» Source text

***

What came first - the firewall or the HAProxy?
I'm a newbie to pfSense and the load-balancing world but hopefully this is an easy one to answer.
I have installed HAProxy package onto my virtual pfSense. When configuring HAProxy to send requests from the frontend to the backend, do I use the NATed address for the frontend or do I use the public IP of the frontend? Or does either work? I'm a little confused as to whether I need to NAT before sending the request/packet to the frontend or do I just need ACLs (and no NAT) and configure HAProxy frontend to listen directly on the public IP.
- WAN IP 220.127.116.11
- LAN IP 10.0.0.1
- I advertise 18.104.22.168 and 22.214.171.124 out the WAN to upstream carrier internet via FRR and BGP
- 126.96.36.199 and 188.8.131.52 are the public addresses for two internal web servers - call them web2 and web3
- 184.108.40.206 is for example.com and 220.127.116.11 is for fubar.com
- The real IP of web2 is 10.0.0.2 and the real IP of web3 is 10.0.0.3
I want to create a single frontend and use SNI to send the requests to the appropriate backend.

***

» Material provided
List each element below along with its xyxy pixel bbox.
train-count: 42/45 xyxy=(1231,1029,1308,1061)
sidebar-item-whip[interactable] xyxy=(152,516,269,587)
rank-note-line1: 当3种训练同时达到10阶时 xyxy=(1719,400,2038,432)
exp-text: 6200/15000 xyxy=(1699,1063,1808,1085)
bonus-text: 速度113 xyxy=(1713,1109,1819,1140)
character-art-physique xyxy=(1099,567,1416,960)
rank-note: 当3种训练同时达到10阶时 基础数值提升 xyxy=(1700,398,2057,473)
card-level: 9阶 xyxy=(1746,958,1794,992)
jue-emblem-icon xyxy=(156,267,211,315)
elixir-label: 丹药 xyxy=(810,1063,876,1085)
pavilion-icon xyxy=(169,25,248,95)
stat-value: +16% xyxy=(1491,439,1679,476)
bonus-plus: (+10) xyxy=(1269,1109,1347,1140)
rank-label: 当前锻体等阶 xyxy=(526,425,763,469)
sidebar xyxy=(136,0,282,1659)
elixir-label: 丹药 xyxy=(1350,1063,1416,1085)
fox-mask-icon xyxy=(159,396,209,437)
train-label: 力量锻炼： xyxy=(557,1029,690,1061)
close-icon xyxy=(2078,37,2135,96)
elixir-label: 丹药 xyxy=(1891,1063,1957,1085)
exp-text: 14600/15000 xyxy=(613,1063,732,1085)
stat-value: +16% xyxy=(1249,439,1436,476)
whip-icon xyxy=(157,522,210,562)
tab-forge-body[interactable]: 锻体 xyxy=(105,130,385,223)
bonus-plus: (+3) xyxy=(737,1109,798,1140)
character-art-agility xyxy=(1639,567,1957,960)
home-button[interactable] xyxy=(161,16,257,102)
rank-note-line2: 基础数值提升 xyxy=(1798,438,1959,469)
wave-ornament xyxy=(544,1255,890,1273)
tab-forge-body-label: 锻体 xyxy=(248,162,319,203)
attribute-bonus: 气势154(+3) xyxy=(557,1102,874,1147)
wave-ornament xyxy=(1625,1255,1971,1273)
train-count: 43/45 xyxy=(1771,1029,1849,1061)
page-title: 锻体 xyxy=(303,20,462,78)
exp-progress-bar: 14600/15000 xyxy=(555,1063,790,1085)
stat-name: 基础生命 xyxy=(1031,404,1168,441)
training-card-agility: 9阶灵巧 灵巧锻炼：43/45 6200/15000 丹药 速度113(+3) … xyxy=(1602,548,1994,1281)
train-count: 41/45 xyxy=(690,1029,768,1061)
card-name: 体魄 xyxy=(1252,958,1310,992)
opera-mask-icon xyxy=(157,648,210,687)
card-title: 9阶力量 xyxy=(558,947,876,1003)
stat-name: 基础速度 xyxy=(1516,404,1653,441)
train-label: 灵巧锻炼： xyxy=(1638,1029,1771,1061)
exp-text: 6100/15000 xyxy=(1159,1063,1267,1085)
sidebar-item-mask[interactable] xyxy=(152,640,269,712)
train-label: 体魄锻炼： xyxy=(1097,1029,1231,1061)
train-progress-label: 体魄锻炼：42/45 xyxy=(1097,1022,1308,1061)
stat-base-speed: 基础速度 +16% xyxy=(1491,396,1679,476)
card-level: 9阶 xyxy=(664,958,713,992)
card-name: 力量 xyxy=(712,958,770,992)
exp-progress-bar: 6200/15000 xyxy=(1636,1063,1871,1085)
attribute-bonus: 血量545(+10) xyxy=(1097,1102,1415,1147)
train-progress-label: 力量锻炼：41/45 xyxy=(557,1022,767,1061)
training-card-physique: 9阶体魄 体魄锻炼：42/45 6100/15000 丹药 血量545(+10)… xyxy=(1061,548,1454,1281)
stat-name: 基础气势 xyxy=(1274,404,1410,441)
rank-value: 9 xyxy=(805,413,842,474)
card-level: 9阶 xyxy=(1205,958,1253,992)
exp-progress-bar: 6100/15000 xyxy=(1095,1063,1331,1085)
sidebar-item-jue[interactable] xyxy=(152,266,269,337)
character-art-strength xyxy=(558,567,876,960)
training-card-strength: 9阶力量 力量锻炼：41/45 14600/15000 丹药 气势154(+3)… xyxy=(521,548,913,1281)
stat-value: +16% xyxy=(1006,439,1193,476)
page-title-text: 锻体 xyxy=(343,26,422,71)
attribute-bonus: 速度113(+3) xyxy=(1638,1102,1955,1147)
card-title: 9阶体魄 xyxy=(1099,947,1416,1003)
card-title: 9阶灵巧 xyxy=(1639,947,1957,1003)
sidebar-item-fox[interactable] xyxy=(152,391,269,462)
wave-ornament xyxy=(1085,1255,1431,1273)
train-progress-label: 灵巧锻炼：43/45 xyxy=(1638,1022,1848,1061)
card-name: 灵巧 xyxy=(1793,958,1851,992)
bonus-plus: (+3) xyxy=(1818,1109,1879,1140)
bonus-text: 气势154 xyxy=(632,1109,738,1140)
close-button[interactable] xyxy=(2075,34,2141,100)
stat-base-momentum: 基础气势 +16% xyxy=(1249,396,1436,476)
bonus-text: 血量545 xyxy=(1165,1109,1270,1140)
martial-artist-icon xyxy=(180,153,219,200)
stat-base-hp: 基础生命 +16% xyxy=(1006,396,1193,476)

***

Rewrite the passage of the pfSense forum post that begins at the words "I'm a newbie" and stops after "the public IP.", changing each "frontend" to "listener".

I'm a newbie to pfSense and the load-balancing world but hopefully this is an easy one to answer.
I have installed HAProxy package onto my virtual pfSense. When configuring HAProxy to send requests from the listener to the backend, do I use the NATed address for the listener or do I use the public IP of the listener? Or does either work? I'm a little confused as to whether I need to NAT before sending the request/packet to the listener or do I just need ACLs (and no NAT) and configure HAProxy listener to listen directly on the public IP.